To be done >> Each line below that contains "LSTM" counts once; report the total and nothing more.

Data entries
···
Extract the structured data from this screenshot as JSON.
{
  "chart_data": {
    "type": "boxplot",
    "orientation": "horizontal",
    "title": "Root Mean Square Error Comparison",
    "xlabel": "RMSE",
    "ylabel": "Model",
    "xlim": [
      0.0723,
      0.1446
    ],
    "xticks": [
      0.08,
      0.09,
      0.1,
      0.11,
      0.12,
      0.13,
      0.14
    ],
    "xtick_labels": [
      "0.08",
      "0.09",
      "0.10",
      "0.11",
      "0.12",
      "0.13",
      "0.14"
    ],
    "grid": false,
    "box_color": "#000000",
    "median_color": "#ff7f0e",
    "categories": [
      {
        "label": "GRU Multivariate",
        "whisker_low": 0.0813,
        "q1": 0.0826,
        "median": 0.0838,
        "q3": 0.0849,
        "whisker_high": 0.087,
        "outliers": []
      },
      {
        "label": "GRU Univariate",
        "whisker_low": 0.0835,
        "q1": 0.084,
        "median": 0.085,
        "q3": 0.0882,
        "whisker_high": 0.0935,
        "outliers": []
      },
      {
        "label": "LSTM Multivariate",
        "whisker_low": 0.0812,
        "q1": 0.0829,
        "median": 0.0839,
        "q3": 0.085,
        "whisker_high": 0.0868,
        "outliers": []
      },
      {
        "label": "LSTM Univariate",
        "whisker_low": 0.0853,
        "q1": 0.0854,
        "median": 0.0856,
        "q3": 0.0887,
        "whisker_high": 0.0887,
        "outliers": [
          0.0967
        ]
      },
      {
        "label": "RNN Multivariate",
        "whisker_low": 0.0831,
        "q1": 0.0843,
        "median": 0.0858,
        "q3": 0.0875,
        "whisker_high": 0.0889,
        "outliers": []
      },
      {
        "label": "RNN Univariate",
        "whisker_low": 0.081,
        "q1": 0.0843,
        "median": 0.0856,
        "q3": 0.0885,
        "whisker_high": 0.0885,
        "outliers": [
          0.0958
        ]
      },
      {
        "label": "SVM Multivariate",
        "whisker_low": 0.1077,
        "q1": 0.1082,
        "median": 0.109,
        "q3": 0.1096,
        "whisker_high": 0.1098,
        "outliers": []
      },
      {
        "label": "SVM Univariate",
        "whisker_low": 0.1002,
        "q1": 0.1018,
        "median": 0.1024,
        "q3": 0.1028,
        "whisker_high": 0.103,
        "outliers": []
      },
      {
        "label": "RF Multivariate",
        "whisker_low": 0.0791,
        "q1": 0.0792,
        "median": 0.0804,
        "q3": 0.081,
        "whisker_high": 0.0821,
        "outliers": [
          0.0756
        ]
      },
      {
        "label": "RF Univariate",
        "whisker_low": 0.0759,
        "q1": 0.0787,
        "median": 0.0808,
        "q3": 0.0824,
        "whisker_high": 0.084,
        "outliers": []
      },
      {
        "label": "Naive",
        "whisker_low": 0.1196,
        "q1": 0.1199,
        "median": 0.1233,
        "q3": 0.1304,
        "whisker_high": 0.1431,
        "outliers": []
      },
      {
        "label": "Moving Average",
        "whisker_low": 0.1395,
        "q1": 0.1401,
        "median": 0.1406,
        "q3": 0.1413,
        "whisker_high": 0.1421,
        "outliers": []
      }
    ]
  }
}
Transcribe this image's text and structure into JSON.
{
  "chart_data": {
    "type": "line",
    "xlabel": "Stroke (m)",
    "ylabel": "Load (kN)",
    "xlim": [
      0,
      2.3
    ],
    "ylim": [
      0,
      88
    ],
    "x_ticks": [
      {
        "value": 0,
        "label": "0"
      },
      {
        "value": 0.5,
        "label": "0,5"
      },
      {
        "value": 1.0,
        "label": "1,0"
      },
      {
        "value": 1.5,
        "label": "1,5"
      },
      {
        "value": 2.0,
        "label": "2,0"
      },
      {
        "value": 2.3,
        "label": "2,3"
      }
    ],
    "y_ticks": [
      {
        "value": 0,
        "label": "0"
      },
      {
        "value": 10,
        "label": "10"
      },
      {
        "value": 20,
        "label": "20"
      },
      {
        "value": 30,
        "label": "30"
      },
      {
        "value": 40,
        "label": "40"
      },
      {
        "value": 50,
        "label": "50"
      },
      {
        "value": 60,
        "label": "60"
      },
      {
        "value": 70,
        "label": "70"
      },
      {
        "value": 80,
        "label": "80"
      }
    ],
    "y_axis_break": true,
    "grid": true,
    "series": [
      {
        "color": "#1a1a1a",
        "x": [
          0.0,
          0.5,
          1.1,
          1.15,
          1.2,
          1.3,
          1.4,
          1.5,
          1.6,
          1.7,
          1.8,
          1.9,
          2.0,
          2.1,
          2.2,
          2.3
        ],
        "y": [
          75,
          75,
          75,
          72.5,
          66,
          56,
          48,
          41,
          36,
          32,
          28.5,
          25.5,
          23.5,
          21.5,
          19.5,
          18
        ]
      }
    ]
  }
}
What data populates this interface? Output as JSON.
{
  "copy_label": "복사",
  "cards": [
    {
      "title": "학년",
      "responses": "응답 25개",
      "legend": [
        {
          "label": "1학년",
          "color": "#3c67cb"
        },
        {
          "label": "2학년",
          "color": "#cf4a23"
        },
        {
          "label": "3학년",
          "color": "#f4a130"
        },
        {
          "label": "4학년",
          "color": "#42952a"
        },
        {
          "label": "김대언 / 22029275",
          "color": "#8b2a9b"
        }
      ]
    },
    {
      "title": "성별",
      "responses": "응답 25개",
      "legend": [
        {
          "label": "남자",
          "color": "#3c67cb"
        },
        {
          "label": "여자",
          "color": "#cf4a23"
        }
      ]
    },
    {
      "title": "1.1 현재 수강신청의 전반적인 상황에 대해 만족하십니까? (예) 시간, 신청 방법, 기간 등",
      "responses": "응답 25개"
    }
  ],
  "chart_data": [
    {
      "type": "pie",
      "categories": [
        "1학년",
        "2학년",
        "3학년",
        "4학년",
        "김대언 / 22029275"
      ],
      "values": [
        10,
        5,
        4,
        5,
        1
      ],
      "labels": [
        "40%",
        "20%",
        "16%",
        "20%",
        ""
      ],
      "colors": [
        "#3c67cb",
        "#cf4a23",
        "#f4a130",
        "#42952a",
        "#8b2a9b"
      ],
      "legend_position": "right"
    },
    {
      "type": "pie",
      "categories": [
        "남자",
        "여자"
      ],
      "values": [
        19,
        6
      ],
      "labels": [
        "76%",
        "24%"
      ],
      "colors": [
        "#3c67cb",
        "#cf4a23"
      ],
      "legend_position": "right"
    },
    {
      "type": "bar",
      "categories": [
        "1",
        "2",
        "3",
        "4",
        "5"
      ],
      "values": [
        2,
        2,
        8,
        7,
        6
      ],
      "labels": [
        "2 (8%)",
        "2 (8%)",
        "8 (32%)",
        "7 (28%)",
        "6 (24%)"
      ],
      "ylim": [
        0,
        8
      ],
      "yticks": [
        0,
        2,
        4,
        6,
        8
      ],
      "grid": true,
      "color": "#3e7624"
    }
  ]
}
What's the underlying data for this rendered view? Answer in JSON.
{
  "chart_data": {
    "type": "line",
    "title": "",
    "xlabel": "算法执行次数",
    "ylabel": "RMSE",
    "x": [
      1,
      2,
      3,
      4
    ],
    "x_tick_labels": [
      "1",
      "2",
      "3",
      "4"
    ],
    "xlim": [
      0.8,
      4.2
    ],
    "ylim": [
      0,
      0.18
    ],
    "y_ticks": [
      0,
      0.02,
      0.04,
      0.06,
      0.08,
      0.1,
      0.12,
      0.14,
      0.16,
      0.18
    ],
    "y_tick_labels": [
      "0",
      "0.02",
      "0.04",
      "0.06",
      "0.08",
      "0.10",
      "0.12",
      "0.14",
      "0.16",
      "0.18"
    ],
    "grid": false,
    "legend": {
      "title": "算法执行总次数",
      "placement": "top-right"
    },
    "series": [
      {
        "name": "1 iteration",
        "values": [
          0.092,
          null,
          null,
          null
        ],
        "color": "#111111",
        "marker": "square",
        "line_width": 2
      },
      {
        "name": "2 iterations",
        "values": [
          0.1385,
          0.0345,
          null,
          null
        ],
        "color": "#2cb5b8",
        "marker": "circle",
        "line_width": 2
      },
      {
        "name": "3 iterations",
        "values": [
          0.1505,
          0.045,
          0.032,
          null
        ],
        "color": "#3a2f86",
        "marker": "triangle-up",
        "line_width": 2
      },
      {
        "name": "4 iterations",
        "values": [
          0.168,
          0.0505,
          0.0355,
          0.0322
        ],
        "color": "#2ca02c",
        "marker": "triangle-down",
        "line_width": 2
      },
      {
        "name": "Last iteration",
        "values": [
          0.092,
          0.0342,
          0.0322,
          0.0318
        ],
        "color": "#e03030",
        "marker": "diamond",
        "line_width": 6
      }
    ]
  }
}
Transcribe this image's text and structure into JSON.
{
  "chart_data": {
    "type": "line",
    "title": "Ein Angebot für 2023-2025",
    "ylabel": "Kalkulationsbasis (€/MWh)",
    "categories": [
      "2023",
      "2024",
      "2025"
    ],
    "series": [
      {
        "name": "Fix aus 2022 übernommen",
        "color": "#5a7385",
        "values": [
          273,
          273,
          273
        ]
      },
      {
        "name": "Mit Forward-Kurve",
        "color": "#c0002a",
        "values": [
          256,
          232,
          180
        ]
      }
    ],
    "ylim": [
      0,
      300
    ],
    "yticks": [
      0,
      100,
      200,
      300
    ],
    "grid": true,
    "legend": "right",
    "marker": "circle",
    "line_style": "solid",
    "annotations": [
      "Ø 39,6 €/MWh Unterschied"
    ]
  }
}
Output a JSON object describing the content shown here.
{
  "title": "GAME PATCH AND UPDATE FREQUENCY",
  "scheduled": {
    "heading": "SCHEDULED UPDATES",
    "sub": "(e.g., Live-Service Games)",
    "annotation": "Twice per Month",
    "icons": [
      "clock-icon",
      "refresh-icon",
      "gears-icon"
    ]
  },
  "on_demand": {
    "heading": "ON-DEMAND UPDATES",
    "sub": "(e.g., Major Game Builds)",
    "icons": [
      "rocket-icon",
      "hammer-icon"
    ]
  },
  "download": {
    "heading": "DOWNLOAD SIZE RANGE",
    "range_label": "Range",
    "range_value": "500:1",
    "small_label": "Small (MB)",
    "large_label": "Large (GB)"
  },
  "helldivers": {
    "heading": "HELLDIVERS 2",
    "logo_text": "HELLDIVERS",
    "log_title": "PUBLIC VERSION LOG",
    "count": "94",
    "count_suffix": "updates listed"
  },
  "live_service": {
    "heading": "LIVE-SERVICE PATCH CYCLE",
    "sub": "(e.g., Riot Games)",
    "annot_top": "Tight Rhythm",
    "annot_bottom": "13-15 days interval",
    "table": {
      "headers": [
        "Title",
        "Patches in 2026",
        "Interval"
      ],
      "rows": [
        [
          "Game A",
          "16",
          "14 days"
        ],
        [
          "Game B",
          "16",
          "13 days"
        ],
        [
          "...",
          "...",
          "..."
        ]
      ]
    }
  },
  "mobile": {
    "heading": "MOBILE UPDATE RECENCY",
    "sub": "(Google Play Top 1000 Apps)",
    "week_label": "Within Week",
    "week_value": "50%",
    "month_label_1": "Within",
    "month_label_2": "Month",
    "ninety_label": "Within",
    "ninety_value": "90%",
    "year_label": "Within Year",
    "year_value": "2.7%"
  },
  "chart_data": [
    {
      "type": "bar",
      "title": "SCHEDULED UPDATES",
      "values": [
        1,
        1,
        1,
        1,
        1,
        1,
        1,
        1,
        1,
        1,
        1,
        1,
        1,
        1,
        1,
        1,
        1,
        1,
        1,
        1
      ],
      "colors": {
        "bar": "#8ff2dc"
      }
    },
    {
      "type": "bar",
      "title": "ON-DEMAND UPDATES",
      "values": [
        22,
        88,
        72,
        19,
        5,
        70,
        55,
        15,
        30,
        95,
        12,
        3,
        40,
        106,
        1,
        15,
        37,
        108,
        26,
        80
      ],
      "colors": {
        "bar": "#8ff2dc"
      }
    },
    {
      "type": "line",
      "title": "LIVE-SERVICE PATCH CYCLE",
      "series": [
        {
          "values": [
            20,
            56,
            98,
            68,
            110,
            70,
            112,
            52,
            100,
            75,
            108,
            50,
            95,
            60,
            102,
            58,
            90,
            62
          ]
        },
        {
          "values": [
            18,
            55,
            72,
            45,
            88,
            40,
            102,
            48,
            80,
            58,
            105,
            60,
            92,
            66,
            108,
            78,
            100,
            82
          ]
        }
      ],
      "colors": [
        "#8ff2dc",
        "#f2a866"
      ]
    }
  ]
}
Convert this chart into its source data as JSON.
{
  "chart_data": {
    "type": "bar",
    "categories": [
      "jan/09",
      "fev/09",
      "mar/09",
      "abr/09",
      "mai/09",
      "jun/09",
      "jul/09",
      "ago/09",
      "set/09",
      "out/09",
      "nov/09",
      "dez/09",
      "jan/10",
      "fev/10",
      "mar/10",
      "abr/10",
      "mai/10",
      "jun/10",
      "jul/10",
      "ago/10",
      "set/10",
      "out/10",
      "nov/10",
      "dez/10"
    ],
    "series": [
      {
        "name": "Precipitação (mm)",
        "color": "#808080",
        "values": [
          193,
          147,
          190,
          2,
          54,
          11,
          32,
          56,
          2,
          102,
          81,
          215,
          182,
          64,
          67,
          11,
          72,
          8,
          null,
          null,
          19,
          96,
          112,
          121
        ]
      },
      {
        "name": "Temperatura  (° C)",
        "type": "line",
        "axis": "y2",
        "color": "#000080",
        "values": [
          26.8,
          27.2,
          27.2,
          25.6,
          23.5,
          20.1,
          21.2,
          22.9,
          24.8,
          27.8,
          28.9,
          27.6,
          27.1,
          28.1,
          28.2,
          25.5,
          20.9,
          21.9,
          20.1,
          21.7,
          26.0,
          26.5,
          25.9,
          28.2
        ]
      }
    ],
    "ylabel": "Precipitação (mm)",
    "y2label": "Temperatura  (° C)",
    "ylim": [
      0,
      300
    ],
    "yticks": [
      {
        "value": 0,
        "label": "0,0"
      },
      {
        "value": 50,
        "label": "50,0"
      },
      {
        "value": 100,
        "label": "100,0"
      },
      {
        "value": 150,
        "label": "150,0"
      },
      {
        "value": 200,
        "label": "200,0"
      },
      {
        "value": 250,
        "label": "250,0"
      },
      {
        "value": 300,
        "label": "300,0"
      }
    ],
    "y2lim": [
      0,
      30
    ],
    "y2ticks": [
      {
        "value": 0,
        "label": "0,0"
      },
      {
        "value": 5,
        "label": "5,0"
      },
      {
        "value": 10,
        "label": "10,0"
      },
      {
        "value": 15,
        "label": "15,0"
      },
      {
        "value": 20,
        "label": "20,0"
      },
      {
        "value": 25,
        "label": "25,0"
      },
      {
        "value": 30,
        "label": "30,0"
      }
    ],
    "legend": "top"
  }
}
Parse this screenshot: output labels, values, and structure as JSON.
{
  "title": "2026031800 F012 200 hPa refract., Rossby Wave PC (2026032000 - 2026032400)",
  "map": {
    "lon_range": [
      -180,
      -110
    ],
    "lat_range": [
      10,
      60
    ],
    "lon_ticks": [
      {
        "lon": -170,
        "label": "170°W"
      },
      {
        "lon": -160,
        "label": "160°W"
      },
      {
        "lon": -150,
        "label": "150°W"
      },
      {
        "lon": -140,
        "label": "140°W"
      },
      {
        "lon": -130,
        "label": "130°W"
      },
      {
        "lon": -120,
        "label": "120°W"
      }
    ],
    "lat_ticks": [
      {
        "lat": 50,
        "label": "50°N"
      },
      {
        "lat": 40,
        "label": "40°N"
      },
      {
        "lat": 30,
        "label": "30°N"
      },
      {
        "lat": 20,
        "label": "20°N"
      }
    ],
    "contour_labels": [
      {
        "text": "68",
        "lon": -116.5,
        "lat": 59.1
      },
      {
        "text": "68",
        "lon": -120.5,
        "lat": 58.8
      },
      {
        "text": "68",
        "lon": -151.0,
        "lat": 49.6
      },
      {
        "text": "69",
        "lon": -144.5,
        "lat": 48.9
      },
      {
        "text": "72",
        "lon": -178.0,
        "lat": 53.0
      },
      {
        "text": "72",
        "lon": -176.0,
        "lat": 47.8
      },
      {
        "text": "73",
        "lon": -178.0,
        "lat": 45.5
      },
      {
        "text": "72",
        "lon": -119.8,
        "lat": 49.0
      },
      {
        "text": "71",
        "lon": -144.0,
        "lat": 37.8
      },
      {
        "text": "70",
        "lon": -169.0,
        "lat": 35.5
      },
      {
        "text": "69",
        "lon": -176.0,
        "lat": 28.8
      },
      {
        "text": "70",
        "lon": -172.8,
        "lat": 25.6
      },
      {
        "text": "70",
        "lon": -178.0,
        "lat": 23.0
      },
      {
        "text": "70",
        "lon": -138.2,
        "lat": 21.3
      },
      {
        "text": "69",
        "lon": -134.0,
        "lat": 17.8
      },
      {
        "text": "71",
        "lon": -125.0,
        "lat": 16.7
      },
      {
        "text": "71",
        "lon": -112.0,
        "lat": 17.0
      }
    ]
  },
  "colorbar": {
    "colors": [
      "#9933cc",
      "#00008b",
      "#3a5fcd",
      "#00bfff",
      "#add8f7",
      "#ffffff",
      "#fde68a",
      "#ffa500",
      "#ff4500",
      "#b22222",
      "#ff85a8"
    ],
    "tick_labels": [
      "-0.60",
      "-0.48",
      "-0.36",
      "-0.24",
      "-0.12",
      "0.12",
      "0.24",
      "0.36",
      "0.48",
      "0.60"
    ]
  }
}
···
The response >> 2